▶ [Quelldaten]
========

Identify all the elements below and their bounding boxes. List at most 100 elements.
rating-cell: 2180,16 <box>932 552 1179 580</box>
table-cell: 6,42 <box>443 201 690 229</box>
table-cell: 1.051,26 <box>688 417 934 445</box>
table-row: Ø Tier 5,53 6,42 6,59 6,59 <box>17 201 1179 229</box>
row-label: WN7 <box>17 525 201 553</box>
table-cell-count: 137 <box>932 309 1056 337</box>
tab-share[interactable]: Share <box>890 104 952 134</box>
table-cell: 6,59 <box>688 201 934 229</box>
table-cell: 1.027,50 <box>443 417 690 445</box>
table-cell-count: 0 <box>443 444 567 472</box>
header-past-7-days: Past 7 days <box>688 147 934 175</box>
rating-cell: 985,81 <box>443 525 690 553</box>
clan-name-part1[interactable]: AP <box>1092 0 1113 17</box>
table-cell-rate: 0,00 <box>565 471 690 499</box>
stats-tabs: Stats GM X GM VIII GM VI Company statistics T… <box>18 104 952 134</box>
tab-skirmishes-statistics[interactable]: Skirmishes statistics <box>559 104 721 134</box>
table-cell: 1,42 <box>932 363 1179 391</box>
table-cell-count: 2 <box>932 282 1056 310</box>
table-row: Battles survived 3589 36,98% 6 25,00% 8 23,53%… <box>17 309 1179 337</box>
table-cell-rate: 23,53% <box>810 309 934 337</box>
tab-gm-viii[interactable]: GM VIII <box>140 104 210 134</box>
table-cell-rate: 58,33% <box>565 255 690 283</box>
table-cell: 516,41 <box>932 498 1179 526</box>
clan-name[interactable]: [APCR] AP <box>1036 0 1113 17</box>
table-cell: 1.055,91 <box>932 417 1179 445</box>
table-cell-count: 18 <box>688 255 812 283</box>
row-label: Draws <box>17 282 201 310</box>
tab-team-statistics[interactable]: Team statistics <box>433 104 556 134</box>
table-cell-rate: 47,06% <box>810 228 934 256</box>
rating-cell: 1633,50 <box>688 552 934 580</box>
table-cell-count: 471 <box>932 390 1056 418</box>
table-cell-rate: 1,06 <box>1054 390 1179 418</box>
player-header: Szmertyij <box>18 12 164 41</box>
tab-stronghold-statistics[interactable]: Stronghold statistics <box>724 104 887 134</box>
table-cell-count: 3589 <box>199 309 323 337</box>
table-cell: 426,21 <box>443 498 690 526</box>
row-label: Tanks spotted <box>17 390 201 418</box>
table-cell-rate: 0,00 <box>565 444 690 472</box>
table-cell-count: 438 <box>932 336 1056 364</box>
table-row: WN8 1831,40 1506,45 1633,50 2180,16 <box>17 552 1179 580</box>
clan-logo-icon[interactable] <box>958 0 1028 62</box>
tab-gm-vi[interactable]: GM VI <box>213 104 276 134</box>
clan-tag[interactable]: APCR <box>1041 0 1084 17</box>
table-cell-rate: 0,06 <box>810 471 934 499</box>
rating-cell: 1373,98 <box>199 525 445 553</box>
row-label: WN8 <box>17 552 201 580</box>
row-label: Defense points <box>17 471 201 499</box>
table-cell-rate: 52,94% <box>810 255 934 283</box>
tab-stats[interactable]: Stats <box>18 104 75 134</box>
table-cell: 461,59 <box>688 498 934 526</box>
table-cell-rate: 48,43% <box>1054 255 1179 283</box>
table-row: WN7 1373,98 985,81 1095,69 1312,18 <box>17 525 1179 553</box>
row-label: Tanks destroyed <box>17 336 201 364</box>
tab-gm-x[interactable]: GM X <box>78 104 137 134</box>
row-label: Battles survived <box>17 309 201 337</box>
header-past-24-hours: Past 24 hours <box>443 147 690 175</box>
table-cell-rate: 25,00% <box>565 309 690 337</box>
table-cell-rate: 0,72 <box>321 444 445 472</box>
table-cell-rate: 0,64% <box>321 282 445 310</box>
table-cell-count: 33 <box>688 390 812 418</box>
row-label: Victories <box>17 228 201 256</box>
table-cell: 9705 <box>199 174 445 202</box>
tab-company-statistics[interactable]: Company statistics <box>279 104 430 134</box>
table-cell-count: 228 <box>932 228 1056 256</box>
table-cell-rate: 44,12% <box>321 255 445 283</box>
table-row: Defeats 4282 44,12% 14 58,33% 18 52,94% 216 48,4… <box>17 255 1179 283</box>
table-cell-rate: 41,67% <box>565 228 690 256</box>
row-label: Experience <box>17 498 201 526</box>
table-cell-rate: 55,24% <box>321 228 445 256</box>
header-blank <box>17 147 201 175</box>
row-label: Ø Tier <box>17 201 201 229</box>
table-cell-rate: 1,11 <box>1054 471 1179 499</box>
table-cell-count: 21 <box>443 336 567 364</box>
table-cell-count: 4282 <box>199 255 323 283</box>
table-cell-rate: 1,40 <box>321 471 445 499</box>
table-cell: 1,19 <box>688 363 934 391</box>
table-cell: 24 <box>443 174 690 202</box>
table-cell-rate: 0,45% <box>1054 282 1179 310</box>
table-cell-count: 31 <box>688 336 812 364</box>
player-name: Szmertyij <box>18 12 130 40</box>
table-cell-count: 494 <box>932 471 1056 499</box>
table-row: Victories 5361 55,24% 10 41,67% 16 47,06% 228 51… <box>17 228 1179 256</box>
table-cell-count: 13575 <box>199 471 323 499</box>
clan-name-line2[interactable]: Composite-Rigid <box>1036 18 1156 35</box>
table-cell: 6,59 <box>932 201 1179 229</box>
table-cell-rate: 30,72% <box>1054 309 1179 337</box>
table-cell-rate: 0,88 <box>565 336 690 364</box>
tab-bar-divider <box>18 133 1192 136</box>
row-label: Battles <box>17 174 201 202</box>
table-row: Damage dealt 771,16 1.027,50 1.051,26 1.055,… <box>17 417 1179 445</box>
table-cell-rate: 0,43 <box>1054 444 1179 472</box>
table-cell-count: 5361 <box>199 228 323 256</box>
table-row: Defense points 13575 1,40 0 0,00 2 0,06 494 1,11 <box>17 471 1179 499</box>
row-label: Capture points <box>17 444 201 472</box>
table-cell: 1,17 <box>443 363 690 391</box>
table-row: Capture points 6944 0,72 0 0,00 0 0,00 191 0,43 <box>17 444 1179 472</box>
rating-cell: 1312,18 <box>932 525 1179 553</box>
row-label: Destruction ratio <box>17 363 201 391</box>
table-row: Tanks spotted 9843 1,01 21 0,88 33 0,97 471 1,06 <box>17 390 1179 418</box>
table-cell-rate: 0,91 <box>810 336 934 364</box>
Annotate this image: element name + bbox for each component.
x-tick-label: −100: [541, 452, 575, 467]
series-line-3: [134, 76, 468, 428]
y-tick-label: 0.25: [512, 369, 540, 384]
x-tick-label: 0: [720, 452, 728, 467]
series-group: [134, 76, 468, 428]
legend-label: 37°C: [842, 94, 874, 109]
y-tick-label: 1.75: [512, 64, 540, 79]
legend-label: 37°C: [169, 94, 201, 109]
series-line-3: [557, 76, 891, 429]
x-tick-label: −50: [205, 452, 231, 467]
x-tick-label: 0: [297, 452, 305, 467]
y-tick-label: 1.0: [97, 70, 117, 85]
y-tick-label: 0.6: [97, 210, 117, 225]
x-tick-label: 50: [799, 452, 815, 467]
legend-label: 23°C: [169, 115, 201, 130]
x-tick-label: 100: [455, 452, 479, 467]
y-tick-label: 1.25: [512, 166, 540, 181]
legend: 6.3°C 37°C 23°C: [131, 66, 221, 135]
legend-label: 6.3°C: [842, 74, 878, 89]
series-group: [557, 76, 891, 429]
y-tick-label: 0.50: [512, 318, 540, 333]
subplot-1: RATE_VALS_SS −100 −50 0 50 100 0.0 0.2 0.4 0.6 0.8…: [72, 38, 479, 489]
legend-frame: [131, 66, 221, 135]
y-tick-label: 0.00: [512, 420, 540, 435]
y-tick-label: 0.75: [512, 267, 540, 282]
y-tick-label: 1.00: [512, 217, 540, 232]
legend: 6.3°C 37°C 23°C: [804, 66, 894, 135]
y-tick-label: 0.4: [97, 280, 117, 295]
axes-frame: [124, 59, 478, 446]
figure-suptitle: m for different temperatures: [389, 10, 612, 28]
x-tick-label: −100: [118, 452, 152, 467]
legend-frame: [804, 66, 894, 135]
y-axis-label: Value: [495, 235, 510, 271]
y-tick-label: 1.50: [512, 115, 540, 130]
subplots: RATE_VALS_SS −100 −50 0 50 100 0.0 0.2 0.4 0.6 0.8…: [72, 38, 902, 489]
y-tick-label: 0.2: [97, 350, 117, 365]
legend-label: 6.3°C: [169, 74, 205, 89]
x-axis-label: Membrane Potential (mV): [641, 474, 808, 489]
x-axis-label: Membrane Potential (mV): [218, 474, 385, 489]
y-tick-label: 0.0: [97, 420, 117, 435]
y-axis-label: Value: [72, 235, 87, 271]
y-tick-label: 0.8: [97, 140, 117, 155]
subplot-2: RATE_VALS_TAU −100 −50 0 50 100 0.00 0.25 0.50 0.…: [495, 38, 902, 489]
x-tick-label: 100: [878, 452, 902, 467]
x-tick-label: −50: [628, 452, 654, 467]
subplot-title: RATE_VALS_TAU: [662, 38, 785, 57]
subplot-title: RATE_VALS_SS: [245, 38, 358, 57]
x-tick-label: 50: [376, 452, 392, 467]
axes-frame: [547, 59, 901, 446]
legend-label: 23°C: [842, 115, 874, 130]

========

▶ [Was gebraucht wird] Schreiben Sie die Zeilen vom Beginn der Aufzeichnungen bis einschließlich der Zeile mit "table-row: Ø Tier" wortgetreu ab.

▶ [Die Antwort]
Identify all the elements below and their bounding boxes. List at most 100 elements.
rating-cell: 2180,16 <box>932 552 1179 580</box>
table-cell: 6,42 <box>443 201 690 229</box>
table-cell: 1.051,26 <box>688 417 934 445</box>
table-row: Ø Tier 5,53 6,42 6,59 6,59 <box>17 201 1179 229</box>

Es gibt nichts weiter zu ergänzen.